[DATA SECTION]
----
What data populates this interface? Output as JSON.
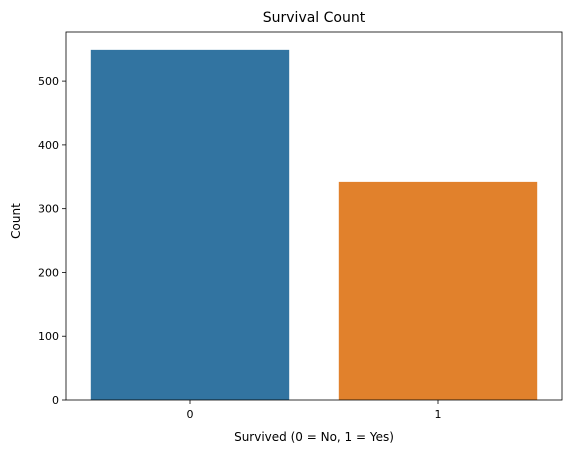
{
  "chart_data": {
    "type": "bar",
    "title": "Survival Count",
    "xlabel": "Survived (0 = No, 1 = Yes)",
    "ylabel": "Count",
    "categories": [
      "0",
      "1"
    ],
    "values": [
      549,
      342
    ],
    "colors": [
      "#3274a1",
      "#e1812c"
    ],
    "ylim": [
      0,
      577
    ],
    "yticks": [
      0,
      100,
      200,
      300,
      400,
      500
    ],
    "grid": false,
    "legend": "none"
  }
}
----
[WRITTEN REQUEST]
Return the listing above unchanged, apart from dropping its pictures.

[TASK RESPONSE]
What data populates this interface? Output as JSON.
{
  "chart_data": {
    "type": "bar",
    "title": "Survival Count",
    "xlabel": "Survived (0 = No, 1 = Yes)",
    "ylabel": "Count",
    "categories": [
      "0",
      "1"
    ],
    "values": [
      549,
      342
    ],
    "colors": [
      "#3274a1",
      "#e1812c"
    ],
    "ylim": [
      0,
      577
    ],
    "yticks": [
      0,
      100,
      200,
      300,
      400,
      500
    ],
    "grid": false,
    "legend": "none"
  }
}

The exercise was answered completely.